### Stated task
Omit images. Retype all entries verbatim.

>> START

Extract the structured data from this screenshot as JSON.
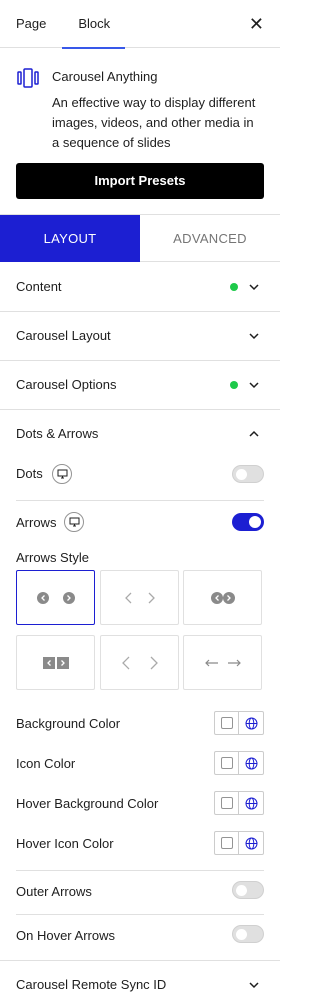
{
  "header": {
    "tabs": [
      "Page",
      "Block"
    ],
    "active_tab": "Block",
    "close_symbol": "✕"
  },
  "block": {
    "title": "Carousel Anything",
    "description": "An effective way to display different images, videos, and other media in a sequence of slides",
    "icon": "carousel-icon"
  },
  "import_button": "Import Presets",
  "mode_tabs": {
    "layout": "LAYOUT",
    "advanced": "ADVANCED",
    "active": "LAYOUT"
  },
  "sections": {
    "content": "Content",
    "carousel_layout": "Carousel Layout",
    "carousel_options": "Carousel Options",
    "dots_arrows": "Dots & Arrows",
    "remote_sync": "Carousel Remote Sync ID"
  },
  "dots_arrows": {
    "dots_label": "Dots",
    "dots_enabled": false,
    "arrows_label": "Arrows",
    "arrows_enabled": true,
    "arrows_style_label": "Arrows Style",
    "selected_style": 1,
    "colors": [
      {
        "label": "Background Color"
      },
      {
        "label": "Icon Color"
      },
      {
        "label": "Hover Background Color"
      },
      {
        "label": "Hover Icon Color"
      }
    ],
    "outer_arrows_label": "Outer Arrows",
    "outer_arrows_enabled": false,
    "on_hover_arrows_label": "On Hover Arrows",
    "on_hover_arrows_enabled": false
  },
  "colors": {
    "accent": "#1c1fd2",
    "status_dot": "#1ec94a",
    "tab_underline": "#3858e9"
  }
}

>> END

### Result below
Extract the structured data from this screenshot as JSON.
{
  "header": {
    "tabs": [
      "Page",
      "Block"
    ],
    "active_tab": "Block",
    "close_symbol": "✕"
  },
  "block": {
    "title": "Carousel Anything",
    "description": "An effective way to display different images, videos, and other media in a sequence of slides",
    "icon": "carousel-icon"
  },
  "import_button": "Import Presets",
  "mode_tabs": {
    "layout": "LAYOUT",
    "advanced": "ADVANCED",
    "active": "LAYOUT"
  },
  "sections": {
    "content": "Content",
    "carousel_layout": "Carousel Layout",
    "carousel_options": "Carousel Options",
    "dots_arrows": "Dots & Arrows",
    "remote_sync": "Carousel Remote Sync ID"
  },
  "dots_arrows": {
    "dots_label": "Dots",
    "dots_enabled": false,
    "arrows_label": "Arrows",
    "arrows_enabled": true,
    "arrows_style_label": "Arrows Style",
    "selected_style": 1,
    "colors": [
      {
        "label": "Background Color"
      },
      {
        "label": "Icon Color"
      },
      {
        "label": "Hover Background Color"
      },
      {
        "label": "Hover Icon Color"
      }
    ],
    "outer_arrows_label": "Outer Arrows",
    "outer_arrows_enabled": false,
    "on_hover_arrows_label": "On Hover Arrows",
    "on_hover_arrows_enabled": false
  },
  "colors": {
    "accent": "#1c1fd2",
    "status_dot": "#1ec94a",
    "tab_underline": "#3858e9"
  }
}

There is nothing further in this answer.